Problem details
Transcribe every line of the entries exactly.

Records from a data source
========

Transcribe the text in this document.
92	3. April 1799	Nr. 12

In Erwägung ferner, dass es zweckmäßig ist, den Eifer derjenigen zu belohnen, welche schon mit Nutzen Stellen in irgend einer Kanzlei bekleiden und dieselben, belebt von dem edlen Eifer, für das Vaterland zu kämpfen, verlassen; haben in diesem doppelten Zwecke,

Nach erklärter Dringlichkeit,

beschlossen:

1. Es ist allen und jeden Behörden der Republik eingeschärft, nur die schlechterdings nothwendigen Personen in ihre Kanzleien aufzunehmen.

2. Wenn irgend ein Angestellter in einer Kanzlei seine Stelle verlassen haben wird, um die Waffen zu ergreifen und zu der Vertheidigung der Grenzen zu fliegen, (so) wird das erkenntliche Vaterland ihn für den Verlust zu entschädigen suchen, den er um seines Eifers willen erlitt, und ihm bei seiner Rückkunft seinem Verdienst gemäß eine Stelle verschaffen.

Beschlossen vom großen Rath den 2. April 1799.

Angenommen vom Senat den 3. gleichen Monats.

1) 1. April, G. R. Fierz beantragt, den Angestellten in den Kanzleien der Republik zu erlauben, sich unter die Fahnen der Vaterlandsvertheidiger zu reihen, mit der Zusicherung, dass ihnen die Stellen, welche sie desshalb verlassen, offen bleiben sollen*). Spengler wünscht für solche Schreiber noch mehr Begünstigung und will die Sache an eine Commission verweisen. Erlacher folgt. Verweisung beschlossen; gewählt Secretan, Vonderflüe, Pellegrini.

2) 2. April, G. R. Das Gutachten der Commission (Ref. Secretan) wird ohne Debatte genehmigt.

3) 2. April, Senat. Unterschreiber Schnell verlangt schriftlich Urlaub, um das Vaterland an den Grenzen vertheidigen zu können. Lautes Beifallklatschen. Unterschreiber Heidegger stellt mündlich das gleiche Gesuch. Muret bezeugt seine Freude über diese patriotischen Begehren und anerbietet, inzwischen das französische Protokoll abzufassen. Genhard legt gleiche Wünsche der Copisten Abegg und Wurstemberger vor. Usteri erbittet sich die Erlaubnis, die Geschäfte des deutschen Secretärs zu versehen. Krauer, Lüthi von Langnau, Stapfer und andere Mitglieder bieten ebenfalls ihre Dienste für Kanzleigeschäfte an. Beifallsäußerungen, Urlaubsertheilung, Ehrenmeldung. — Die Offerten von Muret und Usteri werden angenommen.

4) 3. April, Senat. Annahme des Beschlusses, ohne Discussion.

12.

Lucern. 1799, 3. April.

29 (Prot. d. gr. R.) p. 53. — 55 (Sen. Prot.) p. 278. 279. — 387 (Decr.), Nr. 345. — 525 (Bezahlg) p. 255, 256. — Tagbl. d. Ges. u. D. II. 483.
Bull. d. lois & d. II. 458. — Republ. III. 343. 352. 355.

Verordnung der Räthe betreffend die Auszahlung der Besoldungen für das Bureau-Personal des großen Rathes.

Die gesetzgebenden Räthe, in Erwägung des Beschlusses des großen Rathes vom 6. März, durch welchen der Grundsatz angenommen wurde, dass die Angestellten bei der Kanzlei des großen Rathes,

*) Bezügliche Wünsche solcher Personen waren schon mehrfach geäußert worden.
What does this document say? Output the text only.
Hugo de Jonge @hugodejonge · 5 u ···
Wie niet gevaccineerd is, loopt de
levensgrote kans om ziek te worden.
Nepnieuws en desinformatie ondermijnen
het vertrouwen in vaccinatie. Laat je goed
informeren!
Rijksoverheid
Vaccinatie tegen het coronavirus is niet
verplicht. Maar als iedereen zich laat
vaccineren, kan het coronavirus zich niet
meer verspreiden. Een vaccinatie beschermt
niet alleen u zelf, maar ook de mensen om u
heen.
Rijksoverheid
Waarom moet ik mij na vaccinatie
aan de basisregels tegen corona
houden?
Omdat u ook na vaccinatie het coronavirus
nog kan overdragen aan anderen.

========

Response
Transcribe the text in this document.
92	3. April 1799	Nr. 12

In Erwägung ferner, dass es zweckmäßig ist, den Eifer derjenigen zu belohnen, welche schon mit Nutzen Stellen in irgend einer Kanzlei bekleiden und dieselben, belebt von dem edlen Eifer, für das Vaterland zu kämpfen, verlassen; haben in diesem doppelten Zwecke,

Nach erklärter Dringlichkeit,

beschlossen:

1. Es ist allen und jeden Behörden der Republik eingeschärft, nur die schlechterdings nothwendigen Personen in ihre Kanzleien aufzunehmen.

2. Wenn irgend ein Angestellter in einer Kanzlei seine Stelle verlassen haben wird, um die Waffen zu ergreifen und zu der Vertheidigung der Grenzen zu fliegen, (so) wird das erkenntliche Vaterland ihn für den Verlust zu entschädigen suchen, den er um seines Eifers willen erlitt, und ihm bei seiner Rückkunft seinem Verdienst gemäß eine Stelle verschaffen.

Beschlossen vom großen Rath den 2. April 1799.

Angenommen vom Senat den 3. gleichen Monats.

1) 1. April, G. R. Fierz beantragt, den Angestellten in den Kanzleien der Republik zu erlauben, sich unter die Fahnen der Vaterlandsvertheidiger zu reihen, mit der Zusicherung, dass ihnen die Stellen, welche sie desshalb verlassen, offen bleiben sollen*). Spengler wünscht für solche Schreiber noch mehr Begünstigung und will die Sache an eine Commission verweisen. Erlacher folgt. Verweisung beschlossen; gewählt Secretan, Vonderflüe, Pellegrini.

2) 2. April, G. R. Das Gutachten der Commission (Ref. Secretan) wird ohne Debatte genehmigt.

3) 2. April, Senat. Unterschreiber Schnell verlangt schriftlich Urlaub, um das Vaterland an den Grenzen vertheidigen zu können. Lautes Beifallklatschen. Unterschreiber Heidegger stellt mündlich das gleiche Gesuch. Muret bezeugt seine Freude über diese patriotischen Begehren und anerbietet, inzwischen das französische Protokoll abzufassen. Genhard legt gleiche Wünsche der Copisten Abegg und Wurstemberger vor. Usteri erbittet sich die Erlaubnis, die Geschäfte des deutschen Secretärs zu versehen. Krauer, Lüthi von Langnau, Stapfer und andere Mitglieder bieten ebenfalls ihre Dienste für Kanzleigeschäfte an. Beifallsäußerungen, Urlaubsertheilung, Ehrenmeldung. — Die Offerten von Muret und Usteri werden angenommen.

4) 3. April, Senat. Annahme des Beschlusses, ohne Discussion.

12.

Lucern. 1799, 3. April.

29 (Prot. d. gr. R.) p. 53. — 55 (Sen. Prot.) p. 278. 279. — 387 (Decr.), Nr. 345. — 525 (Bezahlg) p. 255, 256. — Tagbl. d. Ges. u. D. II. 483.
Bull. d. lois & d. II. 458. — Republ. III. 343. 352. 355.

Verordnung der Räthe betreffend die Auszahlung der Besoldungen für das Bureau-Personal des großen Rathes.

Die gesetzgebenden Räthe, in Erwägung des Beschlusses des großen Rathes vom 6. März, durch welchen der Grundsatz angenommen wurde, dass die Angestellten bei der Kanzlei des großen Rathes,

*) Bezügliche Wünsche solcher Personen waren schon mehrfach geäußert worden.
What does this document say? Output the text only.
Hugo de Jonge @hugodejonge · 5 u ···
Wie niet gevaccineerd is, loopt de
levensgrote kans om ziek te worden.
Nepnieuws en desinformatie ondermijnen
het vertrouwen in vaccinatie. Laat je goed
informeren!
Rijksoverheid
Vaccinatie tegen het coronavirus is niet
verplicht. Maar als iedereen zich laat
vaccineren, kan het coronavirus zich niet
meer verspreiden. Een vaccinatie beschermt
niet alleen u zelf, maar ook de mensen om u
heen.
Rijksoverheid
Waarom moet ik mij na vaccinatie
aan de basisregels tegen corona
houden?
Omdat u ook na vaccinatie het coronavirus
nog kan overdragen aan anderen.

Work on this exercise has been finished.